### Challenge:
Filter the listing and keep only the lines with the word "humidity".
··· Information supplied ···
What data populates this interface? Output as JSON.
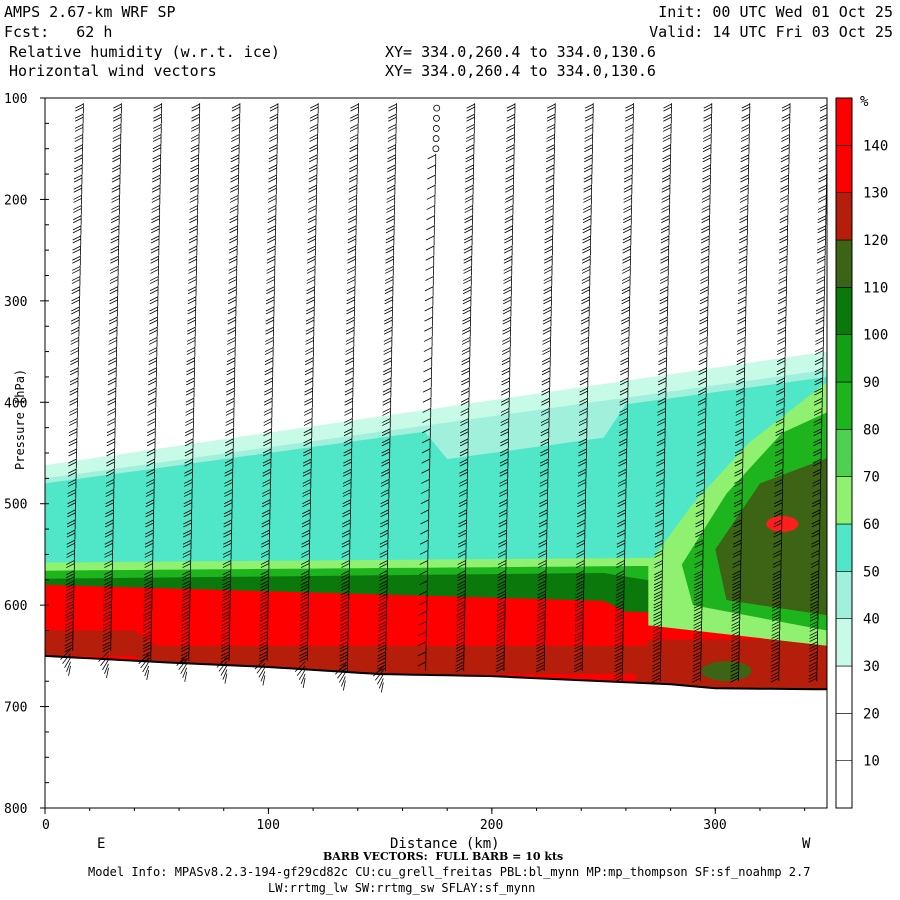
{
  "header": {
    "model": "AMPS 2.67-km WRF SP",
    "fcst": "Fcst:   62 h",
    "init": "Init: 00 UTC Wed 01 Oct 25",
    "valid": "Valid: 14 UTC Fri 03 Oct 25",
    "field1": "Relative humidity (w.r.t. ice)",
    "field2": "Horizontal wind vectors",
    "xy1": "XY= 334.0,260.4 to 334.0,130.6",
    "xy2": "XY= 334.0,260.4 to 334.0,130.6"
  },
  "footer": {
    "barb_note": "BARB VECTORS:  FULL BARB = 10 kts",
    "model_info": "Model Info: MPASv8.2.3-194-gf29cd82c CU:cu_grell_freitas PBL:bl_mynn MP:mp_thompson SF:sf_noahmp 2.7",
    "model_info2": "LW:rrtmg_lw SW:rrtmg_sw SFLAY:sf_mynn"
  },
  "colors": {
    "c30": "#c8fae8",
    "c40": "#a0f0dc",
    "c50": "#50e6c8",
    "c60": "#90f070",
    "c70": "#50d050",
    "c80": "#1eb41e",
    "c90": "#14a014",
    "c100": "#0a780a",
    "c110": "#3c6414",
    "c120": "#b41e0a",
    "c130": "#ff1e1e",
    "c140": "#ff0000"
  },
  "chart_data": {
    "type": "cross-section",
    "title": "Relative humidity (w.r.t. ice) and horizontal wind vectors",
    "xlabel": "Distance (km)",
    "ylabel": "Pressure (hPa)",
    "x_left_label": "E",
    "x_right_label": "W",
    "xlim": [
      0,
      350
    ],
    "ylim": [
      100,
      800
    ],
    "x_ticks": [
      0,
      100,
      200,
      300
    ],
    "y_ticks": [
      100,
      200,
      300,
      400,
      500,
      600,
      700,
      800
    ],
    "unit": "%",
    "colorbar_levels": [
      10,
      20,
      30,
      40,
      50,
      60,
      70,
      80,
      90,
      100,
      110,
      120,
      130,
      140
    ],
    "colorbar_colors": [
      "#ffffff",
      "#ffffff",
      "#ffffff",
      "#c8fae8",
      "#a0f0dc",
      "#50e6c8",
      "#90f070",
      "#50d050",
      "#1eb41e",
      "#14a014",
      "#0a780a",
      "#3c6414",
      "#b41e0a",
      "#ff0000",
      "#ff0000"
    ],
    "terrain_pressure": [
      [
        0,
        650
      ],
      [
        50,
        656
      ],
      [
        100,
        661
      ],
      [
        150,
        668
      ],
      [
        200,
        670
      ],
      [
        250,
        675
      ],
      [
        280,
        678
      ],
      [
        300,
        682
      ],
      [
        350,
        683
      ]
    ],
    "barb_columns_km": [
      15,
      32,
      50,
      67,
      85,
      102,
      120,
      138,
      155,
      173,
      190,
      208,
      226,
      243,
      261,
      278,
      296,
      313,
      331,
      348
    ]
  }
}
···
### Result of the exercise:
    "field1": "Relative humidity (w.r.t. ice)",
    "title": "Relative humidity (w.r.t. ice) and horizontal wind vectors",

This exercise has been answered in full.